Start PROVIDED MATERIAL
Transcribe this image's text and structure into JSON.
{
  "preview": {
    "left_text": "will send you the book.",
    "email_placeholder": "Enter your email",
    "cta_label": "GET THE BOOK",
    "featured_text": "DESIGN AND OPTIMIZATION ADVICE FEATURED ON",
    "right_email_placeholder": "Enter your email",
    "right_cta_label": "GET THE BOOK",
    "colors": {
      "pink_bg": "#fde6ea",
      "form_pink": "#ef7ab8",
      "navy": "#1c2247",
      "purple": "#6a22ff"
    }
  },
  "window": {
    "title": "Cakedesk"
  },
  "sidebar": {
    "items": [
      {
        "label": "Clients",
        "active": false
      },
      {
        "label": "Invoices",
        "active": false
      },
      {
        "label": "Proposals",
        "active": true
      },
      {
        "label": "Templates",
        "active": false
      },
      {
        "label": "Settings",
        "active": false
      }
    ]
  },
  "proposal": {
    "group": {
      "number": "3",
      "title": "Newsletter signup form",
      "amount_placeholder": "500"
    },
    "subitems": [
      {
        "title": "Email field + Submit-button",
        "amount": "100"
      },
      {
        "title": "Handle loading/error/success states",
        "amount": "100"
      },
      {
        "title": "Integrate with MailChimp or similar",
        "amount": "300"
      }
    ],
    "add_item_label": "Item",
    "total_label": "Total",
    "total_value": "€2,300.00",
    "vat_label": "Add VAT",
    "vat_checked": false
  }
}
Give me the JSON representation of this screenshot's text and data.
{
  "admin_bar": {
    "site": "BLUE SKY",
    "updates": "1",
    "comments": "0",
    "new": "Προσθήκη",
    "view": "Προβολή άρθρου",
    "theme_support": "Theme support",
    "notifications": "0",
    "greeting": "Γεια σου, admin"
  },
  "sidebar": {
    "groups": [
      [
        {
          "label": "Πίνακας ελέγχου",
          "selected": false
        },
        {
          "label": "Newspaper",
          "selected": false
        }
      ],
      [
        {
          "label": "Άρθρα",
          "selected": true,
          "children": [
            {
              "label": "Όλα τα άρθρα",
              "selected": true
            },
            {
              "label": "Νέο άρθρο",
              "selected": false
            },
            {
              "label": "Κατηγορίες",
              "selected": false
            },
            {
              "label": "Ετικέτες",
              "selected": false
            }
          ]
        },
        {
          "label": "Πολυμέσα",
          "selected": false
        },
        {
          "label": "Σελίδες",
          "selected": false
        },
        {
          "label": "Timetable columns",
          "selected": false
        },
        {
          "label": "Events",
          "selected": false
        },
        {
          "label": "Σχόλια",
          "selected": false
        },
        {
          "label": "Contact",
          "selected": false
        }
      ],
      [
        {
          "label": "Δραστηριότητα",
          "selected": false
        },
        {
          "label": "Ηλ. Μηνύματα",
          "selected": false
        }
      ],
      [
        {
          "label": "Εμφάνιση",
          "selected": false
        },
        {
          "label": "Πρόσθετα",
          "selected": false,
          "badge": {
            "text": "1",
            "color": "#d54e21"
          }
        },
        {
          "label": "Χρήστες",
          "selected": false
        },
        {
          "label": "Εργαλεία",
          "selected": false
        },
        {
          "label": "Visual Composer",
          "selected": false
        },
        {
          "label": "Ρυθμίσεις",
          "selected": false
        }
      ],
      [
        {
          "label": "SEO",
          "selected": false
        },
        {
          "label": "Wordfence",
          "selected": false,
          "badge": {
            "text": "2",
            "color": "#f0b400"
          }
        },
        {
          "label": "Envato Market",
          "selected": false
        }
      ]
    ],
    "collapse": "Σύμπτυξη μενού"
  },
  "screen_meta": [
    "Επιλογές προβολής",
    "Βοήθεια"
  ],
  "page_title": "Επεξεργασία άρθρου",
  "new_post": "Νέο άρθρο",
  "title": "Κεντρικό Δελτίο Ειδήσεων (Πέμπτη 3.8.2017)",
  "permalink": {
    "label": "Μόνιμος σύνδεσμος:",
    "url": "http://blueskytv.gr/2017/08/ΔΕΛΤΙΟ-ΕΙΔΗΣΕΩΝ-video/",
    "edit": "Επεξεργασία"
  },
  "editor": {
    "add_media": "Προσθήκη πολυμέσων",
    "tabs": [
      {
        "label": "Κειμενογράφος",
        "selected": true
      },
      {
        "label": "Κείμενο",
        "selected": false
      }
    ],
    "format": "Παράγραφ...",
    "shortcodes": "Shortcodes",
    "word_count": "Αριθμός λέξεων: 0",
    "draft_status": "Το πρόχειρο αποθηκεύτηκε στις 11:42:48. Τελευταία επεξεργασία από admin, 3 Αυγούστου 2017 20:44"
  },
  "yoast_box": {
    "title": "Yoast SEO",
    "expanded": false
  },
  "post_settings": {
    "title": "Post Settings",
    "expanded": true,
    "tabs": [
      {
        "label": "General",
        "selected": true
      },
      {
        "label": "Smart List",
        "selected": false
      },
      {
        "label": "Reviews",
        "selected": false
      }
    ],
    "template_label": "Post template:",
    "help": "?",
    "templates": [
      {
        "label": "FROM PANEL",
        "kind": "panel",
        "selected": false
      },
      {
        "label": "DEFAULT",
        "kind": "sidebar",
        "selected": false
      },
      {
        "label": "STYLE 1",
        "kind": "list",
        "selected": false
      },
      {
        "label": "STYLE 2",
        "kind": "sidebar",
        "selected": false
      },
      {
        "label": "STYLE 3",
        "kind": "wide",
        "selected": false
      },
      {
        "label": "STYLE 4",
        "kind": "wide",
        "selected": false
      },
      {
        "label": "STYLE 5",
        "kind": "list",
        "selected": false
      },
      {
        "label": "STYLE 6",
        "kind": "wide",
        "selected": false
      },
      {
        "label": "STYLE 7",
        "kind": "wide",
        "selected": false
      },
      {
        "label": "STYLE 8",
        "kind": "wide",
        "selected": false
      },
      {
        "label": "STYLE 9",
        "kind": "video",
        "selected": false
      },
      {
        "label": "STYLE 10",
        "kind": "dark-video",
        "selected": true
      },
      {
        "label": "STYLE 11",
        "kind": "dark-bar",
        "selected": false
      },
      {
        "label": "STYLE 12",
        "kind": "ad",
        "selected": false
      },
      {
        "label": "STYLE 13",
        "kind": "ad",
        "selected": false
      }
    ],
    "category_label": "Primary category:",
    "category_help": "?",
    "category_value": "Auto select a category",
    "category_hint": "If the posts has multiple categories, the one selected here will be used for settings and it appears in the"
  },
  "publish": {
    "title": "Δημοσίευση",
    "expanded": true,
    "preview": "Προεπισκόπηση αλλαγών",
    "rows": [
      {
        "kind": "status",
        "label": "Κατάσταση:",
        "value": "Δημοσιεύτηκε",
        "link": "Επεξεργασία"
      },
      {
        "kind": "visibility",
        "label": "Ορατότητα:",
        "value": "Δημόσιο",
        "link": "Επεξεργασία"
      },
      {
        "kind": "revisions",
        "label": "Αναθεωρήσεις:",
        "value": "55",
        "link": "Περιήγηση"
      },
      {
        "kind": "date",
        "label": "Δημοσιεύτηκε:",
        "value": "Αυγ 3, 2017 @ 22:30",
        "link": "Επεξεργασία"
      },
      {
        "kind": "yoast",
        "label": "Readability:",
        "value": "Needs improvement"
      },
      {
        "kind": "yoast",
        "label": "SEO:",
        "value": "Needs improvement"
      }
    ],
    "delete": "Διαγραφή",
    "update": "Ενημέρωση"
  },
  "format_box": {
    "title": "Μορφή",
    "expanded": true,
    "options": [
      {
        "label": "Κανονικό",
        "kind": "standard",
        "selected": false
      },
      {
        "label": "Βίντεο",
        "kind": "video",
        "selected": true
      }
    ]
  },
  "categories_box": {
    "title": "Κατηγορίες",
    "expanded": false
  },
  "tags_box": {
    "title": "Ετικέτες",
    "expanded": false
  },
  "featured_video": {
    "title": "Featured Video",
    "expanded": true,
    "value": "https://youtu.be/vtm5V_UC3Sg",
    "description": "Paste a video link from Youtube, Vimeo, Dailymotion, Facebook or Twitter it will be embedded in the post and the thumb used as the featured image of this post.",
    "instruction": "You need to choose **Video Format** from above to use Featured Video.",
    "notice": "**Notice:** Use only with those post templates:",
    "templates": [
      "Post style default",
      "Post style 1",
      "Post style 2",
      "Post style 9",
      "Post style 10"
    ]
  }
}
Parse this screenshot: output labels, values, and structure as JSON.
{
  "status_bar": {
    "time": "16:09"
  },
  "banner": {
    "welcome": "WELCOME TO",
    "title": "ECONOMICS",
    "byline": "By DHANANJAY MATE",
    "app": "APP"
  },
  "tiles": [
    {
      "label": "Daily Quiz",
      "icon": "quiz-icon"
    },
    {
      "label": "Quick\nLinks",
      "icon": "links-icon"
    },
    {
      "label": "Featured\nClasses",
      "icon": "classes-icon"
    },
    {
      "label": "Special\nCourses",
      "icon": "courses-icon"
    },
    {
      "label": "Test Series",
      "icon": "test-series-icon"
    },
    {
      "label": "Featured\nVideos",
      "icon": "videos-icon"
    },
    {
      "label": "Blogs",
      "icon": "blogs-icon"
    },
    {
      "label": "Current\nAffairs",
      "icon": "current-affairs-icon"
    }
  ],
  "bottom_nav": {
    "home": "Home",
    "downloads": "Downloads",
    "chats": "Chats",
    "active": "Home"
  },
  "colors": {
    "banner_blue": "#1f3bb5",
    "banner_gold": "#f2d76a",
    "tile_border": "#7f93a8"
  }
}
End PROVIDED MATERIAL
** TASK TO COMPLETE **
Everything from the line with "Parse this screenshot: output" through the last line of the material above should be echoed exactly, and nothing else.

** SOLUTION BELOW **
Parse this screenshot: output labels, values, and structure as JSON.
{
  "status_bar": {
    "time": "16:09"
  },
  "banner": {
    "welcome": "WELCOME TO",
    "title": "ECONOMICS",
    "byline": "By DHANANJAY MATE",
    "app": "APP"
  },
  "tiles": [
    {
      "label": "Daily Quiz",
      "icon": "quiz-icon"
    },
    {
      "label": "Quick\nLinks",
      "icon": "links-icon"
    },
    {
      "label": "Featured\nClasses",
      "icon": "classes-icon"
    },
    {
      "label": "Special\nCourses",
      "icon": "courses-icon"
    },
    {
      "label": "Test Series",
      "icon": "test-series-icon"
    },
    {
      "label": "Featured\nVideos",
      "icon": "videos-icon"
    },
    {
      "label": "Blogs",
      "icon": "blogs-icon"
    },
    {
      "label": "Current\nAffairs",
      "icon": "current-affairs-icon"
    }
  ],
  "bottom_nav": {
    "home": "Home",
    "downloads": "Downloads",
    "chats": "Chats",
    "active": "Home"
  },
  "colors": {
    "banner_blue": "#1f3bb5",
    "banner_gold": "#f2d76a",
    "tile_border": "#7f93a8"
  }
}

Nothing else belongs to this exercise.